▶ [TO DO]
Count the lines in the data below that contain the string “angled”, and give only the number.

▶ [Entries taken from a collection]
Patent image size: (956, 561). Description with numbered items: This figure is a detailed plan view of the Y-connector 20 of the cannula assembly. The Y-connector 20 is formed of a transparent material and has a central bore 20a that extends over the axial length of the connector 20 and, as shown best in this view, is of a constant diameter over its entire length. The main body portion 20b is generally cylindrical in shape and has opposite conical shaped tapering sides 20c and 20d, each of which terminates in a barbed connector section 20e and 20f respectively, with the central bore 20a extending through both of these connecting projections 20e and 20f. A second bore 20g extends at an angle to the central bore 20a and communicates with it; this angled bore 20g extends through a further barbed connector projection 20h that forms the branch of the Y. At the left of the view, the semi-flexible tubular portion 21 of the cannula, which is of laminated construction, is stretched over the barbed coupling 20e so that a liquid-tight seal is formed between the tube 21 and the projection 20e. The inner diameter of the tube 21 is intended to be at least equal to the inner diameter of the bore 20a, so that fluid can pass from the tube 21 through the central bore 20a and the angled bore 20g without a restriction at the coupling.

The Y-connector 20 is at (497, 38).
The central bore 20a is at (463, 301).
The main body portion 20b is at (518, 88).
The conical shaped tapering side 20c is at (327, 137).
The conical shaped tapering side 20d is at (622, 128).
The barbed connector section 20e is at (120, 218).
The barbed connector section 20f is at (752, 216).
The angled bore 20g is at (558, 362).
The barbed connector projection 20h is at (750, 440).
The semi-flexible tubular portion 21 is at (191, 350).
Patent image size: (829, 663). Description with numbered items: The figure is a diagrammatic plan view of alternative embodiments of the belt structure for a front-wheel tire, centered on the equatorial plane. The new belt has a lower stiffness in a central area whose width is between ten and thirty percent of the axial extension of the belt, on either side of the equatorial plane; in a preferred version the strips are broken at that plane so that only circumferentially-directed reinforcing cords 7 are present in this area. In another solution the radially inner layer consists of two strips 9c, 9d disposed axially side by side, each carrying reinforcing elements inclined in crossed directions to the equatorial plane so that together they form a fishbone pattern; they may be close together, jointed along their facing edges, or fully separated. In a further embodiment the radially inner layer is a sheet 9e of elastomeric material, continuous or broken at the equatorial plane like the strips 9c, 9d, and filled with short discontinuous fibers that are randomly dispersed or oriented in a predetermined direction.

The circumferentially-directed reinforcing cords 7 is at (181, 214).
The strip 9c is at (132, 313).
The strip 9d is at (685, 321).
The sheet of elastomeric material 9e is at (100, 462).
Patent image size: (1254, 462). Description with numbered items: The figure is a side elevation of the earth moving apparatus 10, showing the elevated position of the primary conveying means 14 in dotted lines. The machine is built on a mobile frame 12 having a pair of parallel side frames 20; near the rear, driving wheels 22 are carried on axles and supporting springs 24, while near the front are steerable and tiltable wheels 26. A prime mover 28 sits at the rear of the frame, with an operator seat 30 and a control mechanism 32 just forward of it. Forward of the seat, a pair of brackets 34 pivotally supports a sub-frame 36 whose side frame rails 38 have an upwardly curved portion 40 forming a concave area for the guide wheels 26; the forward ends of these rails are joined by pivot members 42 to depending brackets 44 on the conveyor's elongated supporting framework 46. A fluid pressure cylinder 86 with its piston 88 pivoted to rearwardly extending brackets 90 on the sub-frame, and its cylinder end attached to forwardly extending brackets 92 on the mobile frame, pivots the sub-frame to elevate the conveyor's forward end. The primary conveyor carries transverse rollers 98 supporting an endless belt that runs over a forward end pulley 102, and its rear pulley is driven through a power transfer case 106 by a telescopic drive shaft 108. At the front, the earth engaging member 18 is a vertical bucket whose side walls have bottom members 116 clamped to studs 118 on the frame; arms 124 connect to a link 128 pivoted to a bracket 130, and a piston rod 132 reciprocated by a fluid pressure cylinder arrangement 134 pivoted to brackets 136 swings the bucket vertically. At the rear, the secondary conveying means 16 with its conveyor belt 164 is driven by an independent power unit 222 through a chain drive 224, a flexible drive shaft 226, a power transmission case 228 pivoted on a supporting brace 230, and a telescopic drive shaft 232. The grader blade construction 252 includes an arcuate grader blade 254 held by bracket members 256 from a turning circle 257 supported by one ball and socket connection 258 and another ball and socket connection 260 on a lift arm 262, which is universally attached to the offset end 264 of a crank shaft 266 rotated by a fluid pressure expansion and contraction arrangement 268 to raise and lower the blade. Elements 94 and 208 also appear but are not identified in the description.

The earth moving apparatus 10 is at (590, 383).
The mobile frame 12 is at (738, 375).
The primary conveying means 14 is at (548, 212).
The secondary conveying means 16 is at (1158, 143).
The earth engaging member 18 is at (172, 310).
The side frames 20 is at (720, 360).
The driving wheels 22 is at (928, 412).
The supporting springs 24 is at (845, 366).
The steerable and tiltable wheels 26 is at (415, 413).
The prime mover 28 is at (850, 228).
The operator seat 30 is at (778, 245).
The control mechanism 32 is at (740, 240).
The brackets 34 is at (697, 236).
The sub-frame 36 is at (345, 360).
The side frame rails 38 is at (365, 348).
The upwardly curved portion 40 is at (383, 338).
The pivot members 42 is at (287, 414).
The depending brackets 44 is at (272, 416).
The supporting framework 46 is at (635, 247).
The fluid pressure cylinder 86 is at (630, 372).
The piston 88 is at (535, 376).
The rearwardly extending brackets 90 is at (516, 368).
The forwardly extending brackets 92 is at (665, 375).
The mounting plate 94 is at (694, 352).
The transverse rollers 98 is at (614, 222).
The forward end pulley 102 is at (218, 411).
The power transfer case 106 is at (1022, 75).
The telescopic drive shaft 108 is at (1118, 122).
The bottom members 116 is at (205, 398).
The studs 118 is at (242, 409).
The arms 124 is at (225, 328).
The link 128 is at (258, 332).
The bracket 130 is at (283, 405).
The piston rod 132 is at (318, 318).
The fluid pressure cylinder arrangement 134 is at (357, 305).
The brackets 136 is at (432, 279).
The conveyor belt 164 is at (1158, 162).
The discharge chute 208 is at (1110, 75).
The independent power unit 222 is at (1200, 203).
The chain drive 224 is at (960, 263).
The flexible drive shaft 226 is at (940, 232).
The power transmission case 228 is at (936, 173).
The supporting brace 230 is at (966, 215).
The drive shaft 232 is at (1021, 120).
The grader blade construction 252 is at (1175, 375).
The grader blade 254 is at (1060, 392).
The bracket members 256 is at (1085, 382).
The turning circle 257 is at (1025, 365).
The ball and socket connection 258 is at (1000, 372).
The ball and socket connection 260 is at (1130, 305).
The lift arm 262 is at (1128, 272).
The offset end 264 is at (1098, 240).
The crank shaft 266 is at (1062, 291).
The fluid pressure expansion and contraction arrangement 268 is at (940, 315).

▶ [OUTPUT OF THE TASK]
2